* _WORK INSTRUCTIONS_: Pictures do not belong in your copy. Repeat all the other data exactly.
** START OF SOURCE MATERIAL **
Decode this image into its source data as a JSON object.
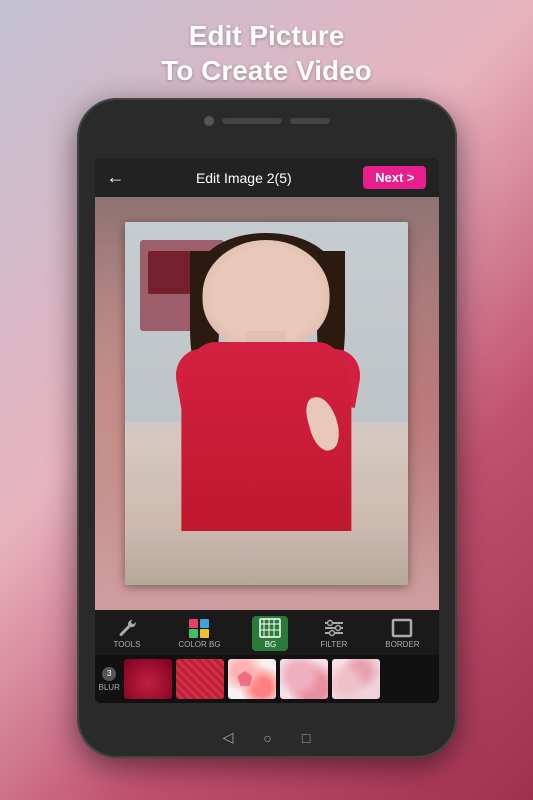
{
  "title": {
    "line1": "Edit Picture",
    "line2": "To Create Video"
  },
  "header": {
    "back_icon": "←",
    "title": "Edit Image 2(5)",
    "next_label": "Next >"
  },
  "tools": [
    {
      "id": "tools",
      "label": "TOOLS",
      "active": false
    },
    {
      "id": "color_bg",
      "label": "COLOR BG",
      "active": false
    },
    {
      "id": "bg",
      "label": "BG",
      "active": true
    },
    {
      "id": "filter",
      "label": "FILTER",
      "active": false
    },
    {
      "id": "border",
      "label": "BORDER",
      "active": false
    }
  ],
  "blur": {
    "count": "3",
    "label": "BLUR"
  },
  "nav": {
    "back": "◁",
    "home": "○",
    "recents": "□"
  },
  "colors": {
    "next_btn": "#e91e8c",
    "active_tool": "#2a7a3a",
    "header_bg": "#222222"
  }
}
** END OF SOURCE MATERIAL **
* _RESULT BELOW_:
Decode this image into its source data as a JSON object.
{
  "title": {
    "line1": "Edit Picture",
    "line2": "To Create Video"
  },
  "header": {
    "back_icon": "←",
    "title": "Edit Image 2(5)",
    "next_label": "Next >"
  },
  "tools": [
    {
      "id": "tools",
      "label": "TOOLS",
      "active": false
    },
    {
      "id": "color_bg",
      "label": "COLOR BG",
      "active": false
    },
    {
      "id": "bg",
      "label": "BG",
      "active": true
    },
    {
      "id": "filter",
      "label": "FILTER",
      "active": false
    },
    {
      "id": "border",
      "label": "BORDER",
      "active": false
    }
  ],
  "blur": {
    "count": "3",
    "label": "BLUR"
  },
  "nav": {
    "back": "◁",
    "home": "○",
    "recents": "□"
  },
  "colors": {
    "next_btn": "#e91e8c",
    "active_tool": "#2a7a3a",
    "header_bg": "#222222"
  }
}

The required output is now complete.